Please give the listing again in its entirety, exactly as written.

--- Records shown ---

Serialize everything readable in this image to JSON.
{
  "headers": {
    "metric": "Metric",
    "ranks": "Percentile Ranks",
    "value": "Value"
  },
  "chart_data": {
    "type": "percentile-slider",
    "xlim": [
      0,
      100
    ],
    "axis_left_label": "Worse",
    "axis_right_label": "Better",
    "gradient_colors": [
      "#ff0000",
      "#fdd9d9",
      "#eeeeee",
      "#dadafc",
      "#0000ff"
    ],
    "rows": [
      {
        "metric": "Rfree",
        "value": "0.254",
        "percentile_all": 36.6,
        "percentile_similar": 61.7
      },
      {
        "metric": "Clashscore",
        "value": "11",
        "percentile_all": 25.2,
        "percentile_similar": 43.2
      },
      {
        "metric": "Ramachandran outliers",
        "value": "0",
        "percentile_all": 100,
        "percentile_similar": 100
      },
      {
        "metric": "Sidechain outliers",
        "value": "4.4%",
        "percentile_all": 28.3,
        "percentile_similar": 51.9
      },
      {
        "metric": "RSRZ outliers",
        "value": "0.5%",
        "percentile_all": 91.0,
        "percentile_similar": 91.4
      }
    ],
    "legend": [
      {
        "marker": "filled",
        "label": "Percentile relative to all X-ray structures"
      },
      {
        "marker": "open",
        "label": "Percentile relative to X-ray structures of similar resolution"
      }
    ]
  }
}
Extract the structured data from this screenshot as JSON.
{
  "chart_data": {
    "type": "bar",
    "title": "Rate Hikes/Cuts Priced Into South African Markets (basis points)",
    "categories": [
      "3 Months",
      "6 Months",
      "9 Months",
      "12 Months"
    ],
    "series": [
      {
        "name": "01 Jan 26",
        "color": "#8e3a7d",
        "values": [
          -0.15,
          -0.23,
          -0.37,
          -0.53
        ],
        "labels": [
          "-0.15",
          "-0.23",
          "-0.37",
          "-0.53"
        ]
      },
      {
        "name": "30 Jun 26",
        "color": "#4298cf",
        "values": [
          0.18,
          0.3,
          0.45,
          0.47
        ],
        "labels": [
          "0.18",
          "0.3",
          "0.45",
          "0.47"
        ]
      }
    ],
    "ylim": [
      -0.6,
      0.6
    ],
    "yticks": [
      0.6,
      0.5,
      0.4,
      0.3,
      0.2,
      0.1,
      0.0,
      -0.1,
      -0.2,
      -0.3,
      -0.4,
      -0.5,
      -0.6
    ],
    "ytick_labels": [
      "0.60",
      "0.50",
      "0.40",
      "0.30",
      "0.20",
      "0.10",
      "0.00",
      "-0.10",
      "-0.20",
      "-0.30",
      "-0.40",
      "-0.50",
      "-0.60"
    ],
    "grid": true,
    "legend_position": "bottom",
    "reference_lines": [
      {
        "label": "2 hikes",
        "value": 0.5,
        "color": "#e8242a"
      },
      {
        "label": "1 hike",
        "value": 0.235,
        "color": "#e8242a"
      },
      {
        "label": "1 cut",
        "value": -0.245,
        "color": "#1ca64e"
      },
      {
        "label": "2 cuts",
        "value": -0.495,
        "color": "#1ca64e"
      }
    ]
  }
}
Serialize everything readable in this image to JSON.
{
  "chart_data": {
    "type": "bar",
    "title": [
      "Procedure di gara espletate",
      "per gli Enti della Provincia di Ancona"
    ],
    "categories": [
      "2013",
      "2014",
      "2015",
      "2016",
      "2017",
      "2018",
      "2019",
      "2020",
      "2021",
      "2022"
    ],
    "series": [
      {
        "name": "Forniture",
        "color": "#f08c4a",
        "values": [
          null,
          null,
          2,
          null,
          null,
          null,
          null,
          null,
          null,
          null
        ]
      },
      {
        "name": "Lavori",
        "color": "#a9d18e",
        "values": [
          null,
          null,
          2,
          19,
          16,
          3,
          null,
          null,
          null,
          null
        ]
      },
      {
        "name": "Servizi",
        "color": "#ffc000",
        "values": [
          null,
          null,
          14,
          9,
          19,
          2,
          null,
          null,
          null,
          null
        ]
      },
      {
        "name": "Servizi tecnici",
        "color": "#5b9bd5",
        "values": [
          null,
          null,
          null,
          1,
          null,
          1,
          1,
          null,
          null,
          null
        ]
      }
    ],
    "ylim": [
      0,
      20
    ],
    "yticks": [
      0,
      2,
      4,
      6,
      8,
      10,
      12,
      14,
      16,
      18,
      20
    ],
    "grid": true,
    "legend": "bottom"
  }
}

---

Exercise answer:
Serialize everything readable in this image to JSON.
{
  "headers": {
    "metric": "Metric",
    "ranks": "Percentile Ranks",
    "value": "Value"
  },
  "chart_data": {
    "type": "percentile-slider",
    "xlim": [
      0,
      100
    ],
    "axis_left_label": "Worse",
    "axis_right_label": "Better",
    "gradient_colors": [
      "#ff0000",
      "#fdd9d9",
      "#eeeeee",
      "#dadafc",
      "#0000ff"
    ],
    "rows": [
      {
        "metric": "Rfree",
        "value": "0.254",
        "percentile_all": 36.6,
        "percentile_similar": 61.7
      },
      {
        "metric": "Clashscore",
        "value": "11",
        "percentile_all": 25.2,
        "percentile_similar": 43.2
      },
      {
        "metric": "Ramachandran outliers",
        "value": "0",
        "percentile_all": 100,
        "percentile_similar": 100
      },
      {
        "metric": "Sidechain outliers",
        "value": "4.4%",
        "percentile_all": 28.3,
        "percentile_similar": 51.9
      },
      {
        "metric": "RSRZ outliers",
        "value": "0.5%",
        "percentile_all": 91.0,
        "percentile_similar": 91.4
      }
    ],
    "legend": [
      {
        "marker": "filled",
        "label": "Percentile relative to all X-ray structures"
      },
      {
        "marker": "open",
        "label": "Percentile relative to X-ray structures of similar resolution"
      }
    ]
  }
}
Extract the structured data from this screenshot as JSON.
{
  "chart_data": {
    "type": "bar",
    "title": "Rate Hikes/Cuts Priced Into South African Markets (basis points)",
    "categories": [
      "3 Months",
      "6 Months",
      "9 Months",
      "12 Months"
    ],
    "series": [
      {
        "name": "01 Jan 26",
        "color": "#8e3a7d",
        "values": [
          -0.15,
          -0.23,
          -0.37,
          -0.53
        ],
        "labels": [
          "-0.15",
          "-0.23",
          "-0.37",
          "-0.53"
        ]
      },
      {
        "name": "30 Jun 26",
        "color": "#4298cf",
        "values": [
          0.18,
          0.3,
          0.45,
          0.47
        ],
        "labels": [
          "0.18",
          "0.3",
          "0.45",
          "0.47"
        ]
      }
    ],
    "ylim": [
      -0.6,
      0.6
    ],
    "yticks": [
      0.6,
      0.5,
      0.4,
      0.3,
      0.2,
      0.1,
      0.0,
      -0.1,
      -0.2,
      -0.3,
      -0.4,
      -0.5,
      -0.6
    ],
    "ytick_labels": [
      "0.60",
      "0.50",
      "0.40",
      "0.30",
      "0.20",
      "0.10",
      "0.00",
      "-0.10",
      "-0.20",
      "-0.30",
      "-0.40",
      "-0.50",
      "-0.60"
    ],
    "grid": true,
    "legend_position": "bottom",
    "reference_lines": [
      {
        "label": "2 hikes",
        "value": 0.5,
        "color": "#e8242a"
      },
      {
        "label": "1 hike",
        "value": 0.235,
        "color": "#e8242a"
      },
      {
        "label": "1 cut",
        "value": -0.245,
        "color": "#1ca64e"
      },
      {
        "label": "2 cuts",
        "value": -0.495,
        "color": "#1ca64e"
      }
    ]
  }
}
Serialize everything readable in this image to JSON.
{
  "chart_data": {
    "type": "bar",
    "title": [
      "Procedure di gara espletate",
      "per gli Enti della Provincia di Ancona"
    ],
    "categories": [
      "2013",
      "2014",
      "2015",
      "2016",
      "2017",
      "2018",
      "2019",
      "2020",
      "2021",
      "2022"
    ],
    "series": [
      {
        "name": "Forniture",
        "color": "#f08c4a",
        "values": [
          null,
          null,
          2,
          null,
          null,
          null,
          null,
          null,
          null,
          null
        ]
      },
      {
        "name": "Lavori",
        "color": "#a9d18e",
        "values": [
          null,
          null,
          2,
          19,
          16,
          3,
          null,
          null,
          null,
          null
        ]
      },
      {
        "name": "Servizi",
        "color": "#ffc000",
        "values": [
          null,
          null,
          14,
          9,
          19,
          2,
          null,
          null,
          null,
          null
        ]
      },
      {
        "name": "Servizi tecnici",
        "color": "#5b9bd5",
        "values": [
          null,
          null,
          null,
          1,
          null,
          1,
          1,
          null,
          null,
          null
        ]
      }
    ],
    "ylim": [
      0,
      20
    ],
    "yticks": [
      0,
      2,
      4,
      6,
      8,
      10,
      12,
      14,
      16,
      18,
      20
    ],
    "grid": true,
    "legend": "bottom"
  }
}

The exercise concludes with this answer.